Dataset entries
□ □ □ □
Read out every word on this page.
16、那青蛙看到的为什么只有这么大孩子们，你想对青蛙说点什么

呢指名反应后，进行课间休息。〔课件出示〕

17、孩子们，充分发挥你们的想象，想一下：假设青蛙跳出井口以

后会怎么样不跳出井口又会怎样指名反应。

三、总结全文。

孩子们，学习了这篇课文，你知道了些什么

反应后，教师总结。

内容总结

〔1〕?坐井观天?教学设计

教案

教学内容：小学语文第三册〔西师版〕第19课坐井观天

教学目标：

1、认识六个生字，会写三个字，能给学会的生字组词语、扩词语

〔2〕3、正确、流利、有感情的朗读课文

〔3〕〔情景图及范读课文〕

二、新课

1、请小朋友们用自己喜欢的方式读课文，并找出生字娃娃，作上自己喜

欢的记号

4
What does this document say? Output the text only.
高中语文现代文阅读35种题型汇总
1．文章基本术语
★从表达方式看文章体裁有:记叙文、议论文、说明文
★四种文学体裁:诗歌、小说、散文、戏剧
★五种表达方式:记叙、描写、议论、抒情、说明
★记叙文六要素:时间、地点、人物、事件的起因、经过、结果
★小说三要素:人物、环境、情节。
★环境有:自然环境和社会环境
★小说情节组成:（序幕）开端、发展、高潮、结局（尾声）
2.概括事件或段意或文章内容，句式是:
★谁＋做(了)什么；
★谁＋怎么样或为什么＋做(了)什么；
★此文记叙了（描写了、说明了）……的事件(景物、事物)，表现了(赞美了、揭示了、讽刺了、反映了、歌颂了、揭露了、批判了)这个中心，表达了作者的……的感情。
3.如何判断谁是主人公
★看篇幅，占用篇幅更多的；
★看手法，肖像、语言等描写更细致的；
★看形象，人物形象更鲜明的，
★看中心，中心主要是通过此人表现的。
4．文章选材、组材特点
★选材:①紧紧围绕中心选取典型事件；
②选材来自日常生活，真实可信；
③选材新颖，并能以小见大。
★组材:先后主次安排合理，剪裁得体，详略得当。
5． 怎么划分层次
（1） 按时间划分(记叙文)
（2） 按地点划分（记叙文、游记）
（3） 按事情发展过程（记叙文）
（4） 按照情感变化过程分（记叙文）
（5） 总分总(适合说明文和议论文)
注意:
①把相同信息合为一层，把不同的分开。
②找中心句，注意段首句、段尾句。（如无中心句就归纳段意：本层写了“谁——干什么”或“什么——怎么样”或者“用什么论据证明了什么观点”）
□ □ □ □
Please set down each line of the records exactly as given.

Read out every word on this page.
16、那青蛙看到的为什么只有这么大孩子们，你想对青蛙说点什么

呢指名反应后，进行课间休息。〔课件出示〕

17、孩子们，充分发挥你们的想象，想一下：假设青蛙跳出井口以

后会怎么样不跳出井口又会怎样指名反应。

三、总结全文。

孩子们，学习了这篇课文，你知道了些什么

反应后，教师总结。

内容总结

〔1〕?坐井观天?教学设计

教案

教学内容：小学语文第三册〔西师版〕第19课坐井观天

教学目标：

1、认识六个生字，会写三个字，能给学会的生字组词语、扩词语

〔2〕3、正确、流利、有感情的朗读课文

〔3〕〔情景图及范读课文〕

二、新课

1、请小朋友们用自己喜欢的方式读课文，并找出生字娃娃，作上自己喜

欢的记号

4
What does this document say? Output the text only.
高中语文现代文阅读35种题型汇总
1．文章基本术语
★从表达方式看文章体裁有:记叙文、议论文、说明文
★四种文学体裁:诗歌、小说、散文、戏剧
★五种表达方式:记叙、描写、议论、抒情、说明
★记叙文六要素:时间、地点、人物、事件的起因、经过、结果
★小说三要素:人物、环境、情节。
★环境有:自然环境和社会环境
★小说情节组成:（序幕）开端、发展、高潮、结局（尾声）
2.概括事件或段意或文章内容，句式是:
★谁＋做(了)什么；
★谁＋怎么样或为什么＋做(了)什么；
★此文记叙了（描写了、说明了）……的事件(景物、事物)，表现了(赞美了、揭示了、讽刺了、反映了、歌颂了、揭露了、批判了)这个中心，表达了作者的……的感情。
3.如何判断谁是主人公
★看篇幅，占用篇幅更多的；
★看手法，肖像、语言等描写更细致的；
★看形象，人物形象更鲜明的，
★看中心，中心主要是通过此人表现的。
4．文章选材、组材特点
★选材:①紧紧围绕中心选取典型事件；
②选材来自日常生活，真实可信；
③选材新颖，并能以小见大。
★组材:先后主次安排合理，剪裁得体，详略得当。
5． 怎么划分层次
（1） 按时间划分(记叙文)
（2） 按地点划分（记叙文、游记）
（3） 按事情发展过程（记叙文）
（4） 按照情感变化过程分（记叙文）
（5） 总分总(适合说明文和议论文)
注意:
①把相同信息合为一层，把不同的分开。
②找中心句，注意段首句、段尾句。（如无中心句就归纳段意：本层写了“谁——干什么”或“什么——怎么样”或者“用什么论据证明了什么观点”）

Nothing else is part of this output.